Gas refrigeranti, la fisica sconosciuta a Bruxelles

Il Regolamento F-Gas vuole ridurre le emissioni di gas fluorurati che contribuiscono all’effetto serra. Ma ancora una volta, il punto non è se passare ai cosiddetti “refrigeranti naturali”, ma come al solito di correre troppo nell’imporli

Nel farsi del male con regole insensate l’Unione Europea è ormai campione mondiale. A Bruxelles dicono di agire per il bene dell’ambiente, che sfortunatamente non sempre coincide con il bene dei cittadini e delle loro tasche. Unica consolazione le elezioni del 2024 che potrebbero cambiare gli equilibri e porre nuove tempistiche su provvedimenti che si posizionano tra l’utopia e il disastro industriale. Certamente la messa al bando dei gas refrigeranti è uno di questi euro-dogmi, e potrebbe di fatto impedire l’installazione di impianti di climatizzazione nella maggioranza delle case italiane.

Il Regolamento F-Gas vuole ridurre le emissioni di gas fluorurati che contribuiscono all’effetto serra. Ma ancora una volta, il punto non è se passare ai cosiddetti “refrigeranti naturali”, ma come al solito di correre troppo nell’imporli, quando sarebbe opportuno poter utilizzare anche ogni altro tipo di refrigerante disponibile scegliendo in base alle dimensioni e alle caratteristiche del proprio impianto. Nel senso che, è evidente, quello di un centro commerciale o di un teatro sono molto diversi dal sistema di un appartamento. Ma questo Parlamento e soprattutto questa Commissione europea, ben sapendo che dopo il pasticcio dell’automotive non ha certo molte speranze per essere rieletta, mostra una fretta incredibile nell’imporre i suoi ritmi.

● COMPITI:
1. Rispondi a queste domande sull'articolo dedicato ai gas refrigeranti, una risposta per riga contrassegnata con la stessa lettera.
(a) Quale regolamento mira a ridurre le emissioni di gas fluorurati?
(b) Quali elezioni vengono indicate come unica consolazione?
(c) Quali due esempi di impianti molto diversi dal sistema di un appartamento vengono citati?
2. Riprendi l'articolo sui gas refrigeranti e prosegui con nuove frasi subito dopo l'ultima.

● RACCOLTA DEI DATI:
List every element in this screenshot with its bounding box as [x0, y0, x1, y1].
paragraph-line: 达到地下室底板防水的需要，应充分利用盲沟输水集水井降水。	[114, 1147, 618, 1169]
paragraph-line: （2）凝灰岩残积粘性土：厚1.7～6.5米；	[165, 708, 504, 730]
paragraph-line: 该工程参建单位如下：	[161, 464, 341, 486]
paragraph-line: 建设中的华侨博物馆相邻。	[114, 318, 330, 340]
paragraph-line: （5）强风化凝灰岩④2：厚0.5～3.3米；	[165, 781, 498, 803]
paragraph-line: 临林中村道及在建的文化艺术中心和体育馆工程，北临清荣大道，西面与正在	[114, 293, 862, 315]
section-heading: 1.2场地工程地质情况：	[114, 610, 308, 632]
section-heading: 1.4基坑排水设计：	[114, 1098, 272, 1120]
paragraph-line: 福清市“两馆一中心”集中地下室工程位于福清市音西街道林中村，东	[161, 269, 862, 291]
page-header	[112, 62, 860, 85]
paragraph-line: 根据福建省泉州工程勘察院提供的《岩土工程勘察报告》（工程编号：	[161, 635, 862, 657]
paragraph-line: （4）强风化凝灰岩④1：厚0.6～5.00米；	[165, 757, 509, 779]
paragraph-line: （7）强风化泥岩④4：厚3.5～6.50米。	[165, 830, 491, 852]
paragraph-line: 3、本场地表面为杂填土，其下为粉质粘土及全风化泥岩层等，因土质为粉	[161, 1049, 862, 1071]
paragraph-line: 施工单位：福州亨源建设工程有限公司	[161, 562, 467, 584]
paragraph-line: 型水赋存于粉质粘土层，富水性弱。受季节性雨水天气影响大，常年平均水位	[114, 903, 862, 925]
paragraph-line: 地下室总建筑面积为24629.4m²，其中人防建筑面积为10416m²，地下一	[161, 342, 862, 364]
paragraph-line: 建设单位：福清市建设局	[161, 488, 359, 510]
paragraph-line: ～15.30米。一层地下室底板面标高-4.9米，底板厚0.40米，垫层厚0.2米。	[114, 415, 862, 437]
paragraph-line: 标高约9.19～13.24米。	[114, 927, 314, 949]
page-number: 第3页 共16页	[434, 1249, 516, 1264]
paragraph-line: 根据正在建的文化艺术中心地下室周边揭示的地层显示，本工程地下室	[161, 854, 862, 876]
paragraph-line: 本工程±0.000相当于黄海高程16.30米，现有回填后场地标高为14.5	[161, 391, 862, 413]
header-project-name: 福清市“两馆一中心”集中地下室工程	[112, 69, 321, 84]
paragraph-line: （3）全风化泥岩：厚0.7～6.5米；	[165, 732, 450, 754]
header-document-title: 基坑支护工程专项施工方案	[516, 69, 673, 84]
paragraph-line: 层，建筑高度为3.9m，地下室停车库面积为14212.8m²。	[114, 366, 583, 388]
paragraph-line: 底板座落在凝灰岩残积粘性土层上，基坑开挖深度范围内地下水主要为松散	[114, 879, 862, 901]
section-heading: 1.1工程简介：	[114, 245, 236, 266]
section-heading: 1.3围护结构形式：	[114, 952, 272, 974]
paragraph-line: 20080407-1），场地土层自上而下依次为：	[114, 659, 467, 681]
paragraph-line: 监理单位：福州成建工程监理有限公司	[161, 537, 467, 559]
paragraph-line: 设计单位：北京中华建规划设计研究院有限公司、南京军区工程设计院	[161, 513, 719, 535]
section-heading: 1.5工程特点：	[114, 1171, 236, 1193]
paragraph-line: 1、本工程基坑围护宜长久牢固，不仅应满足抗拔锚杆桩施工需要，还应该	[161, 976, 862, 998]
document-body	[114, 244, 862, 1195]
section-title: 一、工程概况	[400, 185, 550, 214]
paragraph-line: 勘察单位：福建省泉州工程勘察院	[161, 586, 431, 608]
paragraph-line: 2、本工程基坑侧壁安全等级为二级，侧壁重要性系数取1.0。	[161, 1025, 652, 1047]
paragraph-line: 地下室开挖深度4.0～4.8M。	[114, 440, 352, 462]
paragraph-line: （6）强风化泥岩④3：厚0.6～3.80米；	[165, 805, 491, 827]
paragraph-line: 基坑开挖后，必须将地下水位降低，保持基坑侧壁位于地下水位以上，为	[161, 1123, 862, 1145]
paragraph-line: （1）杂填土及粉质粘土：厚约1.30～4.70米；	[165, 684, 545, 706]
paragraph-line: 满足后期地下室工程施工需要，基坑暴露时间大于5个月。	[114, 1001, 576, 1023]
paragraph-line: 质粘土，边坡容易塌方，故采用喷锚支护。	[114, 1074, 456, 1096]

● RISPOSTE AI COMPITI:
1.
(a) Il Regolamento F-Gas.
(b) Le elezioni del 2024.
(c) L'impianto di un centro commerciale e quello di un teatro.

2.
Vero è che usando i refrigeranti naturali l’industria del clima Ue potrebbe essere più indipendente da quella asiatica, ma è anche vero che tra i costruttori le collaborazioni sono ormai tanto diffuse che un solo produttore fa realizzare l’elettronica in una nazione e la meccanica in un’altra, Cina in primis. E che è impossibile garantire che tutte le parti di un climatizzatore siano europee. Un altro problema è lo stop alla vendita di caldaie a condensazione dal 2029, secondo quanto previsto dal regolamento Ue 813/2013 (il cosiddetto Ecodesign), in approvazione entro il prossimo anno. Qui nel delirio di eliminare qualsiasi combustione che emetta anidride carbonica si vogliono vietare le caldaie del tipo che fino a qualche tempo fa venivano addirittura incentivate con sgravi fiscali. In pratica le caldaie a condensazione, a livello di diffusione, passerebbero dall’essere raccomandate a essere illegali nell’arco di 15 anni. Follia, soprattutto pensando che ci sono città nelle quali gli uffici pubblici hanno impianti di riscaldamento ancora più vecchi. E che tutto, come al solito, farebbe pensare che per questi possa esserci una deroga mentre per i privati cittadini – che la Ue la mantengono – non ci sia altra possibilità che svenarsi.

Secondo certi geni sono migliori le pompe di calore elettriche. Ma ancora una volta, non è dato sapere dove prenderemo tutta questa energia, o se dovremo scegliere se caricare la batteria dell’auto o fare la doccia calda, o in alternativa andare in bancarotta. Il regolamento Ecodesign definisce le regole per la progettazione e la commercializzazione di sistemi per il riscaldamento ambientale con potenza termica fino a 400 kW, ma a parte aver scritto parametri che la fisica fa fatica a considerare credibili, c’è di fondo sempre lo stesso errore: la Ue prevede regole applicabili dalla Lapponia a Pantelleria, senza considerare la differenza che passa tra uno chalet e un dammuso, ed anche, nel caso dell’opportunità di installare il cappotto termico, tra una casa in mattoni e una ex fabbrica convertita in alloggi. Imporre sulle nuove costruzioni un sistema “ibrido”, ovvero una caldaia a condensazione soltanto se accoppiata a pompe di calore elettriche, non è semplice come scriverlo. Il passaggio di condutture come l’installazione di radiatori, di sistemi di controllo (quando non di domotica dipendente dalla connessione web e dall’impianto elettrico di casa), comportano lavori importanti negli appartamenti e comunque implicano sempre più dipendenza dall’elettricità.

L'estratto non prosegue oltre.